Goal:
In this exercise, reproduce all the entries that follow exactly.

Given records:
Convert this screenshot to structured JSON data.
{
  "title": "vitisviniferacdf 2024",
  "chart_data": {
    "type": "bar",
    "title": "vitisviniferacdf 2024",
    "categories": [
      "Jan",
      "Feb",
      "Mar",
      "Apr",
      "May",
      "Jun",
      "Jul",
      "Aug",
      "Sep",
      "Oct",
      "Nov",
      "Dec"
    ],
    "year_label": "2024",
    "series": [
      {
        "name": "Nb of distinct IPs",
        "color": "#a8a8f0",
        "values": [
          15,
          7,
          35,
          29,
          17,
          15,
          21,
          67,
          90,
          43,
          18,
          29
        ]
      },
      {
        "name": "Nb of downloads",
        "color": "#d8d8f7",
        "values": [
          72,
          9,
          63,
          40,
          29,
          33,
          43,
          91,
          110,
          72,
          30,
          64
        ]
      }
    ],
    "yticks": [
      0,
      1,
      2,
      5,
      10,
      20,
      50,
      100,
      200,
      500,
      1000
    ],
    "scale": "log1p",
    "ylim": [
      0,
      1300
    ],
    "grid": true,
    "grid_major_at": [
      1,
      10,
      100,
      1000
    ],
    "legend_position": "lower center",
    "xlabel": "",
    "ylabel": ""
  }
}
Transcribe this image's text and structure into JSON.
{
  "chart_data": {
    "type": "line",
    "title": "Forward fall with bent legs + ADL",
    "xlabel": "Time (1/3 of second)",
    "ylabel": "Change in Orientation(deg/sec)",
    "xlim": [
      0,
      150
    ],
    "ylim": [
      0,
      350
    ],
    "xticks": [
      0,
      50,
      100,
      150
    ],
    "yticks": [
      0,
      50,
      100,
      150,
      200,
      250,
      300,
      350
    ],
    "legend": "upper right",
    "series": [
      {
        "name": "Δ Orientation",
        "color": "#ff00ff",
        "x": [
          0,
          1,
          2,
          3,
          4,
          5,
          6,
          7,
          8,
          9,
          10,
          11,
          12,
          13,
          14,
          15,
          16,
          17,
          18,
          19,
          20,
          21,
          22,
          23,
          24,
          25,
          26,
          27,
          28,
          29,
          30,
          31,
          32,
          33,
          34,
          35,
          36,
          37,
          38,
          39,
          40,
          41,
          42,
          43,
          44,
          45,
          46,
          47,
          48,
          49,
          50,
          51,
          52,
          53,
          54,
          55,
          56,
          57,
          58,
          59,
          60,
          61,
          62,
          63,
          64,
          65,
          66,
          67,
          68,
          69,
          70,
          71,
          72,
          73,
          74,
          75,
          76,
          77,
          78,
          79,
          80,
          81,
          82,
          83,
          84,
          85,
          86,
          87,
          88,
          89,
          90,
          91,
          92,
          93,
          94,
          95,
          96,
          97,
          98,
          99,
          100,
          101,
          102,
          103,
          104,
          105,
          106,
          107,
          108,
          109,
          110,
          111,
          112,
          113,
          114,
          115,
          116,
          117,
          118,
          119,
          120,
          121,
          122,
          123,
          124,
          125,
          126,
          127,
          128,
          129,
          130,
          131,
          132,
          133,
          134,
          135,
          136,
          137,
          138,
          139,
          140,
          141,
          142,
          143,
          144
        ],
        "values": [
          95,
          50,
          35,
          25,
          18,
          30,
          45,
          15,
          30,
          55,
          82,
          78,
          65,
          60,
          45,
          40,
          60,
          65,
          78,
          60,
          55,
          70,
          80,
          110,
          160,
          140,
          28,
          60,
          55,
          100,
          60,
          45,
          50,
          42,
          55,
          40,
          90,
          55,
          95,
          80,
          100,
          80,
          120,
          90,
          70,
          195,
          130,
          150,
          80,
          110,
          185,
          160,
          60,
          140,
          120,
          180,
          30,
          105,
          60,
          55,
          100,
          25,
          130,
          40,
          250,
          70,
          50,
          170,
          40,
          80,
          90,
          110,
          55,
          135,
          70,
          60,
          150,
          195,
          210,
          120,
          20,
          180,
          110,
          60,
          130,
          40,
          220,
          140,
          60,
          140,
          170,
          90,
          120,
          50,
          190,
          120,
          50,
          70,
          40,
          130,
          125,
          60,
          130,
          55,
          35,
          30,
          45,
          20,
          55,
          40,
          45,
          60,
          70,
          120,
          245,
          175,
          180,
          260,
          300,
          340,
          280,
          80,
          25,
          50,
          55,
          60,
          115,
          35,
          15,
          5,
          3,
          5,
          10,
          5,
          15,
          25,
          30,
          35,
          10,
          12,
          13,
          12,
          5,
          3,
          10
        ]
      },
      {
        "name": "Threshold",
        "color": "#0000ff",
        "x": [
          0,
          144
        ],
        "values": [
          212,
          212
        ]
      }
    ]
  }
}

Task solution:
Convert this screenshot to structured JSON data.
{
  "title": "vitisviniferacdf 2024",
  "chart_data": {
    "type": "bar",
    "title": "vitisviniferacdf 2024",
    "categories": [
      "Jan",
      "Feb",
      "Mar",
      "Apr",
      "May",
      "Jun",
      "Jul",
      "Aug",
      "Sep",
      "Oct",
      "Nov",
      "Dec"
    ],
    "year_label": "2024",
    "series": [
      {
        "name": "Nb of distinct IPs",
        "color": "#a8a8f0",
        "values": [
          15,
          7,
          35,
          29,
          17,
          15,
          21,
          67,
          90,
          43,
          18,
          29
        ]
      },
      {
        "name": "Nb of downloads",
        "color": "#d8d8f7",
        "values": [
          72,
          9,
          63,
          40,
          29,
          33,
          43,
          91,
          110,
          72,
          30,
          64
        ]
      }
    ],
    "yticks": [
      0,
      1,
      2,
      5,
      10,
      20,
      50,
      100,
      200,
      500,
      1000
    ],
    "scale": "log1p",
    "ylim": [
      0,
      1300
    ],
    "grid": true,
    "grid_major_at": [
      1,
      10,
      100,
      1000
    ],
    "legend_position": "lower center",
    "xlabel": "",
    "ylabel": ""
  }
}
Transcribe this image's text and structure into JSON.
{
  "chart_data": {
    "type": "line",
    "title": "Forward fall with bent legs + ADL",
    "xlabel": "Time (1/3 of second)",
    "ylabel": "Change in Orientation(deg/sec)",
    "xlim": [
      0,
      150
    ],
    "ylim": [
      0,
      350
    ],
    "xticks": [
      0,
      50,
      100,
      150
    ],
    "yticks": [
      0,
      50,
      100,
      150,
      200,
      250,
      300,
      350
    ],
    "legend": "upper right",
    "series": [
      {
        "name": "Δ Orientation",
        "color": "#ff00ff",
        "x": [
          0,
          1,
          2,
          3,
          4,
          5,
          6,
          7,
          8,
          9,
          10,
          11,
          12,
          13,
          14,
          15,
          16,
          17,
          18,
          19,
          20,
          21,
          22,
          23,
          24,
          25,
          26,
          27,
          28,
          29,
          30,
          31,
          32,
          33,
          34,
          35,
          36,
          37,
          38,
          39,
          40,
          41,
          42,
          43,
          44,
          45,
          46,
          47,
          48,
          49,
          50,
          51,
          52,
          53,
          54,
          55,
          56,
          57,
          58,
          59,
          60,
          61,
          62,
          63,
          64,
          65,
          66,
          67,
          68,
          69,
          70,
          71,
          72,
          73,
          74,
          75,
          76,
          77,
          78,
          79,
          80,
          81,
          82,
          83,
          84,
          85,
          86,
          87,
          88,
          89,
          90,
          91,
          92,
          93,
          94,
          95,
          96,
          97,
          98,
          99,
          100,
          101,
          102,
          103,
          104,
          105,
          106,
          107,
          108,
          109,
          110,
          111,
          112,
          113,
          114,
          115,
          116,
          117,
          118,
          119,
          120,
          121,
          122,
          123,
          124,
          125,
          126,
          127,
          128,
          129,
          130,
          131,
          132,
          133,
          134,
          135,
          136,
          137,
          138,
          139,
          140,
          141,
          142,
          143,
          144
        ],
        "values": [
          95,
          50,
          35,
          25,
          18,
          30,
          45,
          15,
          30,
          55,
          82,
          78,
          65,
          60,
          45,
          40,
          60,
          65,
          78,
          60,
          55,
          70,
          80,
          110,
          160,
          140,
          28,
          60,
          55,
          100,
          60,
          45,
          50,
          42,
          55,
          40,
          90,
          55,
          95,
          80,
          100,
          80,
          120,
          90,
          70,
          195,
          130,
          150,
          80,
          110,
          185,
          160,
          60,
          140,
          120,
          180,
          30,
          105,
          60,
          55,
          100,
          25,
          130,
          40,
          250,
          70,
          50,
          170,
          40,
          80,
          90,
          110,
          55,
          135,
          70,
          60,
          150,
          195,
          210,
          120,
          20,
          180,
          110,
          60,
          130,
          40,
          220,
          140,
          60,
          140,
          170,
          90,
          120,
          50,
          190,
          120,
          50,
          70,
          40,
          130,
          125,
          60,
          130,
          55,
          35,
          30,
          45,
          20,
          55,
          40,
          45,
          60,
          70,
          120,
          245,
          175,
          180,
          260,
          300,
          340,
          280,
          80,
          25,
          50,
          55,
          60,
          115,
          35,
          15,
          5,
          3,
          5,
          10,
          5,
          15,
          25,
          30,
          35,
          10,
          12,
          13,
          12,
          5,
          3,
          10
        ]
      },
      {
        "name": "Threshold",
        "color": "#0000ff",
        "x": [
          0,
          144
        ],
        "values": [
          212,
          212
        ]
      }
    ]
  }
}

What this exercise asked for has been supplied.